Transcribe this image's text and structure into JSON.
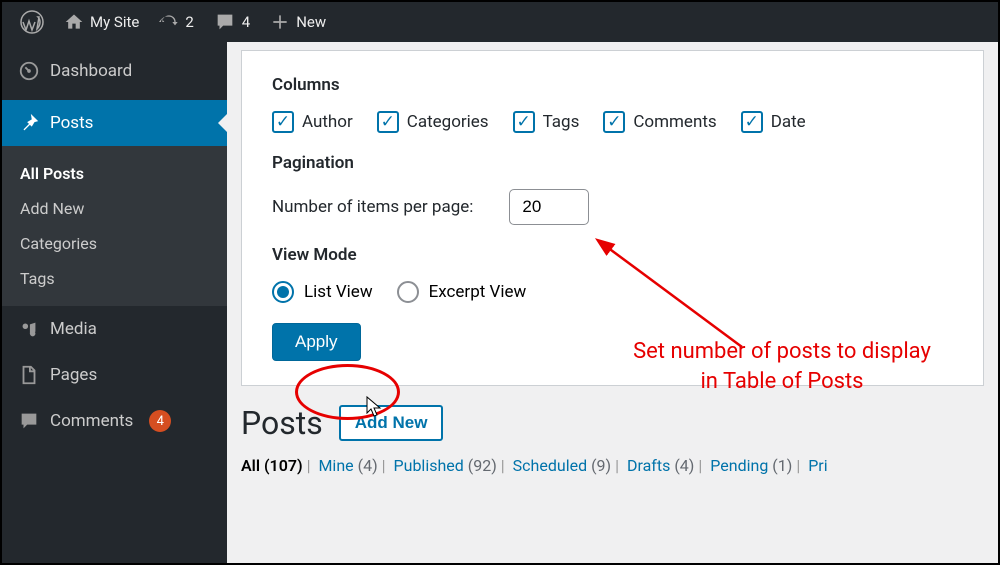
{
  "toolbar": {
    "site_name": "My Site",
    "updates_count": "2",
    "comments_count": "4",
    "new_label": "New"
  },
  "sidebar": {
    "dashboard": "Dashboard",
    "posts": "Posts",
    "posts_sub": {
      "all": "All Posts",
      "add": "Add New",
      "categories": "Categories",
      "tags": "Tags"
    },
    "media": "Media",
    "pages": "Pages",
    "comments": "Comments",
    "comments_badge": "4"
  },
  "screen_options": {
    "columns_heading": "Columns",
    "columns": {
      "author": "Author",
      "categories": "Categories",
      "tags": "Tags",
      "comments": "Comments",
      "date": "Date"
    },
    "pagination_heading": "Pagination",
    "items_label": "Number of items per page:",
    "items_value": "20",
    "view_mode_heading": "View Mode",
    "view_list": "List View",
    "view_excerpt": "Excerpt View",
    "apply_label": "Apply"
  },
  "annotation": "Set number of posts to display in Table of Posts",
  "page": {
    "title": "Posts",
    "add_new": "Add New"
  },
  "filters": {
    "all": {
      "label": "All",
      "count": "(107)"
    },
    "mine": {
      "label": "Mine",
      "count": "(4)"
    },
    "published": {
      "label": "Published",
      "count": "(92)"
    },
    "scheduled": {
      "label": "Scheduled",
      "count": "(9)"
    },
    "drafts": {
      "label": "Drafts",
      "count": "(4)"
    },
    "pending": {
      "label": "Pending",
      "count": "(1)"
    },
    "private": {
      "label": "Pri"
    }
  }
}
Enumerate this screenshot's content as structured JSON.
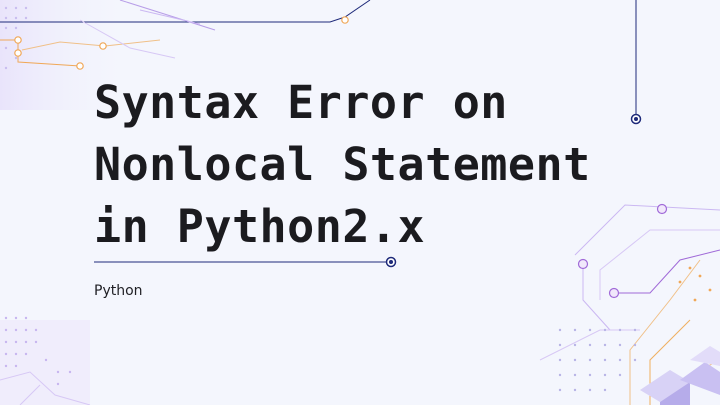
{
  "slide": {
    "title_lines": [
      "Syntax Error on",
      "Nonlocal Statement",
      "in Python2.x"
    ],
    "category": "Python"
  },
  "colors": {
    "background": "#f4f6fd",
    "title_text": "#1b1b1f",
    "navy_line": "#1e2a7a",
    "purple_accent": "#a06ad8",
    "orange_accent": "#f0b060"
  }
}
......
== AIM ==
Repeat the line containing "Enumerate this screenshot's" and every line after it up to the end of the material above, exactly as they stand, minus the pictures.

== RESULT BELOW ==
Enumerate this screenshot's content as structured JSON.
{
  "slide": {
    "title_lines": [
      "Syntax Error on",
      "Nonlocal Statement",
      "in Python2.x"
    ],
    "category": "Python"
  },
  "colors": {
    "background": "#f4f6fd",
    "title_text": "#1b1b1f",
    "navy_line": "#1e2a7a",
    "purple_accent": "#a06ad8",
    "orange_accent": "#f0b060"
  }
}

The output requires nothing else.